Consequently, processing the immense data has turned out to be a need for smart community development. However, there are challenges featured by big data and IoT that are interoperability issues, heterogeneity problems, data valuing challenges, data format issues, normalization of data, incompleteness data, data filtration, scaling the data, etc. [9, 10]. A scalable infrastructure will be required to handle the massive influx of devices for multimedia communications. This article proposes a generic parallel and distributed framework to process the huge data efficiently and overcome the processing issue. The proposed scheme is a layered framework with a parallel and distributed module using big data analytics. A preprocessing module is also integrated with the proposed architecture to speed up the processing mechanism in the IoT-enabled environment. Specific datasets are utilized to realize the proposed multimedia big data management architecture to optimize the processing method of data.

━━━━━━━━━━━━━━━━━━━━

■ **Directions**
Please condense the paragraph in the big data passage that begins "Consequently, processing the immense data" into a short bulleted list of its main facts.

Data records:
━━━━━━━━━━━━━━━━━━━━

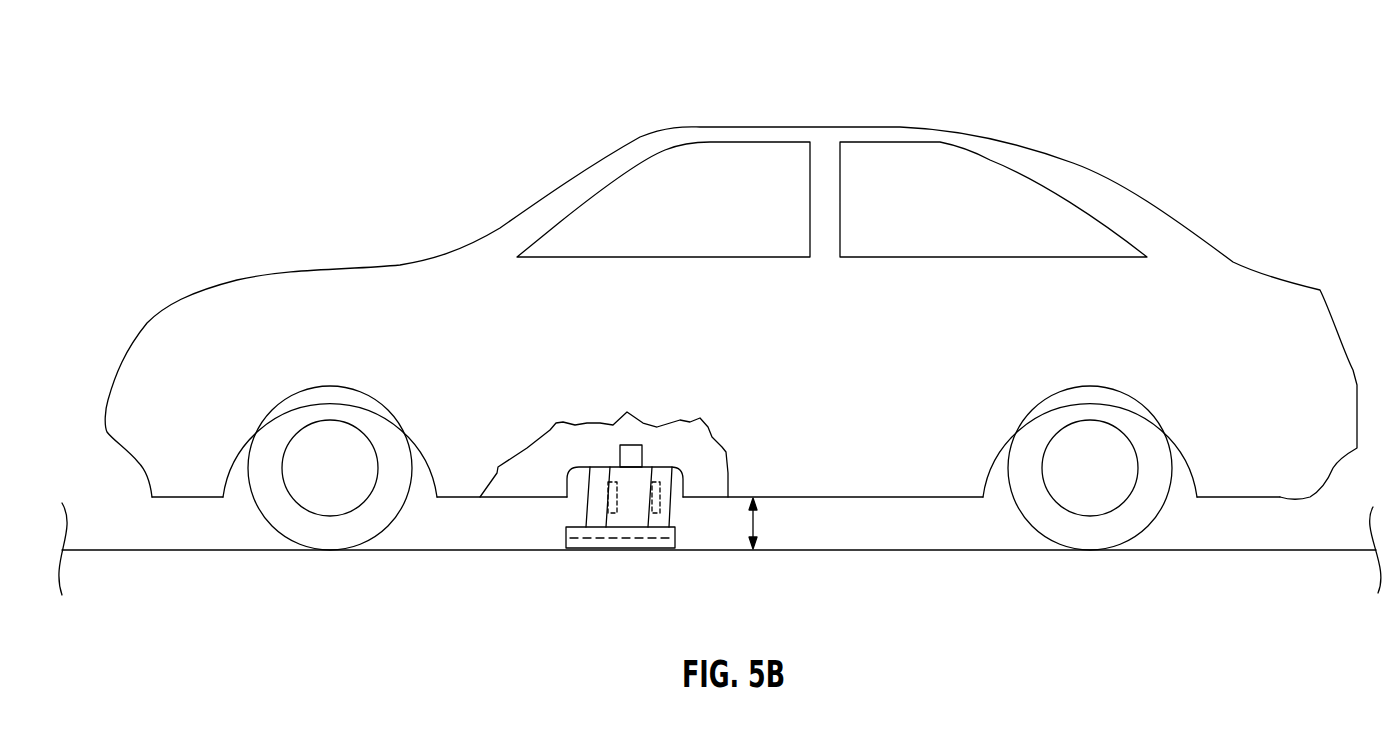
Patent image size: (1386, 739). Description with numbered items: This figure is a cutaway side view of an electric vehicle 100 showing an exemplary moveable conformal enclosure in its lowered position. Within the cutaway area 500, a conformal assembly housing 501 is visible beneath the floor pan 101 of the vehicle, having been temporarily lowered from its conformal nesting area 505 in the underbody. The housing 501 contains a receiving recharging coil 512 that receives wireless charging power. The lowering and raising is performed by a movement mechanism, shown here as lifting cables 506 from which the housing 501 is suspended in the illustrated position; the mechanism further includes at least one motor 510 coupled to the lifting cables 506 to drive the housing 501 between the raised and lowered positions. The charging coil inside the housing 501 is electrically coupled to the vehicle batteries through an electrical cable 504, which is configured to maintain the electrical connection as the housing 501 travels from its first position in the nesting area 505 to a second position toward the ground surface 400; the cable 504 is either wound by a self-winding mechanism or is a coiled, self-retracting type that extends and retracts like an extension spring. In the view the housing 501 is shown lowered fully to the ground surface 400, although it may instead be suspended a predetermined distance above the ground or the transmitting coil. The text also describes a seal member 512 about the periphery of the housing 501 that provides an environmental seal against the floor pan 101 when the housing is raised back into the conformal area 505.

The electric vehicle 100 is at (1162, 93).
The floor pan 101 is at (915, 497).
The ground surface 400 is at (223, 552).
The cutaway area 500 is at (732, 448).
The conformal assembly housing 501 is at (650, 533).
The electrical cable 504 is at (610, 503).
The conformal nesting area 505 is at (710, 462).
The lifting cables 506 is at (585, 467).
The motor 510 is at (635, 445).
The receiving recharging coil 512 is at (588, 545).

━━━━━━━━━━━━━━━━━━━━

■ **Output**
- Processing huge amounts of data is now a need for smart community development.
- Big data and IoT raise challenges: interoperability, heterogeneity, data valuing, data formats, normalization, incomplete data, filtration and scaling.
- A scalable infrastructure is needed to handle the large influx of devices for multimedia communications.
- The article proposes a generic parallel and distributed framework to process the data efficiently.
- The framework is layered, with a parallel and distributed module that uses big data analytics.
- An integrated preprocessing module speeds up processing in the IoT-enabled environment.
- Specific datasets are used to realize the multimedia big data management architecture and optimize data processing.